**GIVEN PROBLEM**
Gather each line containing the string "with" from these entries.

**Collection entries**
___
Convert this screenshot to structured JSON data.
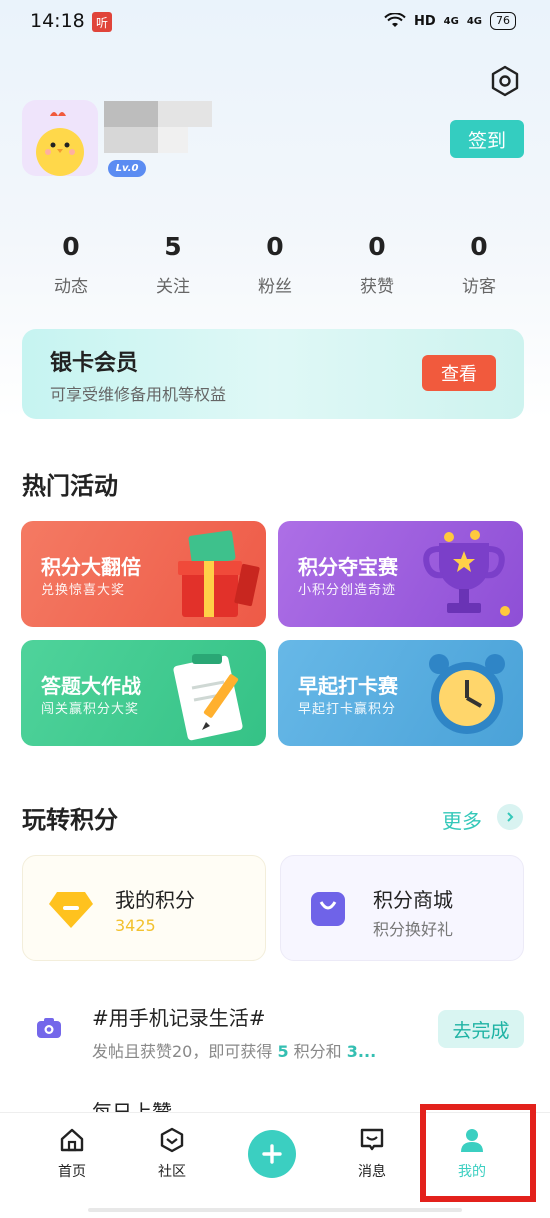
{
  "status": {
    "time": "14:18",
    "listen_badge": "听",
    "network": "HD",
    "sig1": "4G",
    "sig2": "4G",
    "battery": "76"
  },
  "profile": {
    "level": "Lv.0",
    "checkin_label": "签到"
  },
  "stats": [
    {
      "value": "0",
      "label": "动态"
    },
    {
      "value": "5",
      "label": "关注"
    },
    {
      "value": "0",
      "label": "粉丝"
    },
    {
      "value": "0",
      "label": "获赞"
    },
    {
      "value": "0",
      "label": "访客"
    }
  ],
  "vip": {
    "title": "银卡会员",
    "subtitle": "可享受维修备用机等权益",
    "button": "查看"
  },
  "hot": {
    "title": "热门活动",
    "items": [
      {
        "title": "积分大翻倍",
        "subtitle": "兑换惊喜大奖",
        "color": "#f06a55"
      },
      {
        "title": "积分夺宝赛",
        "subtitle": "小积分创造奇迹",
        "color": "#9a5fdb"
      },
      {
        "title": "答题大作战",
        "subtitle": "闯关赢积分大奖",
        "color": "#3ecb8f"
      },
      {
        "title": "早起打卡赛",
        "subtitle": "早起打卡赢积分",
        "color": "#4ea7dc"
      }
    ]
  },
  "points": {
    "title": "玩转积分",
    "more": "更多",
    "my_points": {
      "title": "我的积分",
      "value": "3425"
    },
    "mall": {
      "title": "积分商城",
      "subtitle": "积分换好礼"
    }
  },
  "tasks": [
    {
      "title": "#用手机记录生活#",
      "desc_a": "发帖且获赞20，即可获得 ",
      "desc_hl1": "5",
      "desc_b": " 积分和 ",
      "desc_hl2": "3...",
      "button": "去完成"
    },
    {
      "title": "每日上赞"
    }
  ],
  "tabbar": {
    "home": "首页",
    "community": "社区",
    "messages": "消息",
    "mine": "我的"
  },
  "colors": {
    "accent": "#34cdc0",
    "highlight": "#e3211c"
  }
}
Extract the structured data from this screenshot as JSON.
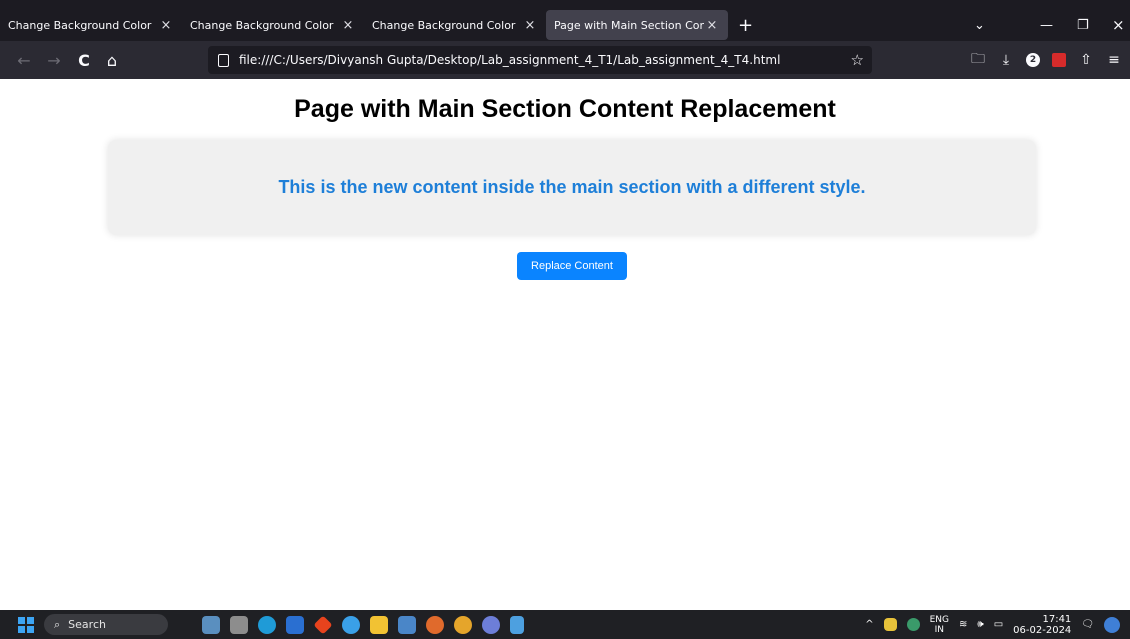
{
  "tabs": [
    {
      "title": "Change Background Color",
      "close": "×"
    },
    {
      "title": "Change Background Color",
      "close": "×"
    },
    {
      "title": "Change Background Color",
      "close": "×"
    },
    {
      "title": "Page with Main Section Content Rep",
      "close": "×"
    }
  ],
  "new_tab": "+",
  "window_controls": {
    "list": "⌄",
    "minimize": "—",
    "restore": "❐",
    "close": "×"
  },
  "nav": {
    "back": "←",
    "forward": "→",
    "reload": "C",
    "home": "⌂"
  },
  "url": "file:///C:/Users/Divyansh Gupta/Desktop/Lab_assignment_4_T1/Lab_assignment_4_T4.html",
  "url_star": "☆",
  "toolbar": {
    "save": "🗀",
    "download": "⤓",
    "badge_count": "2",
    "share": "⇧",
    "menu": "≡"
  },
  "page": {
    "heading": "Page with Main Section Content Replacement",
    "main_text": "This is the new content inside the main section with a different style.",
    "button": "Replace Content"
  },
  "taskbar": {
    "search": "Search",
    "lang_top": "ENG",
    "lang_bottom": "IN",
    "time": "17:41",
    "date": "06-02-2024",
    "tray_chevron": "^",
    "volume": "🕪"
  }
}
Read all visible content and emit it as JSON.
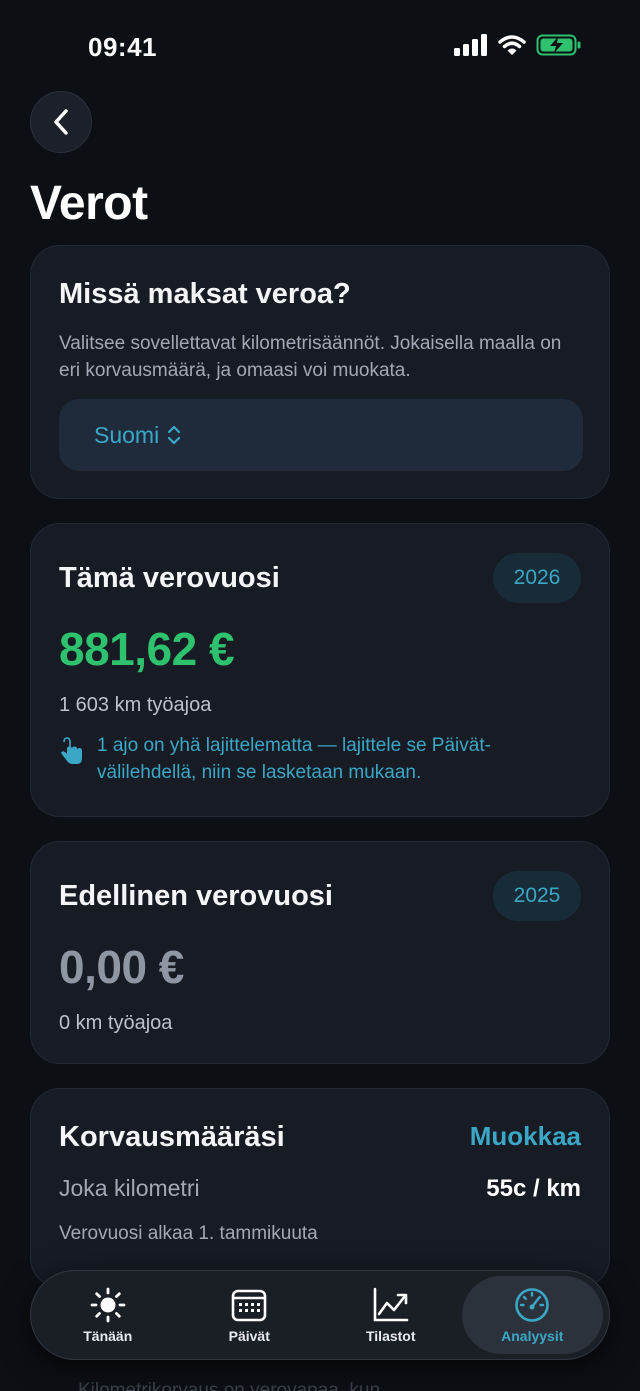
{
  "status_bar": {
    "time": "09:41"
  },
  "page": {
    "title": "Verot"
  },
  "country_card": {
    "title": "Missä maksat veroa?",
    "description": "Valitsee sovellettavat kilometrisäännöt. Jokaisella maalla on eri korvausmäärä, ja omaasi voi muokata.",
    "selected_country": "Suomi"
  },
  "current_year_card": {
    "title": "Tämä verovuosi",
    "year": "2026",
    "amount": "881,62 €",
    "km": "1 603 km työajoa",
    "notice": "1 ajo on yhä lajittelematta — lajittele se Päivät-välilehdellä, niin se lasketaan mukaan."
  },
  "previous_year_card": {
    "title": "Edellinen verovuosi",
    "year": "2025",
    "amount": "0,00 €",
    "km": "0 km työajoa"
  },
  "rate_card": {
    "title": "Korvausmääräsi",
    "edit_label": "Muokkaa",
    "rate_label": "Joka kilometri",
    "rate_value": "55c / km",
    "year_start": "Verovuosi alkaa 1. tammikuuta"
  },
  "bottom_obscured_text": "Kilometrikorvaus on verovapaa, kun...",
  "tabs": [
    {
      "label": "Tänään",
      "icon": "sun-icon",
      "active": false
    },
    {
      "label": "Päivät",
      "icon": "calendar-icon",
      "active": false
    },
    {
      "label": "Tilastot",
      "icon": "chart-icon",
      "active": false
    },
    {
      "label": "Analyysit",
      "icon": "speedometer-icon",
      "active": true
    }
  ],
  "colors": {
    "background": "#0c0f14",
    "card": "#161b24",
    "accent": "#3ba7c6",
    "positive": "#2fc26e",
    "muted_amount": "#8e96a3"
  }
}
___
**SOLUTION TO THIS TASK**
      "title": "Page with Main Section Content Rep",
    "heading": "Page with Main Section Content Replacement",
    "main_text": "This is the new content inside the main section with a different style.",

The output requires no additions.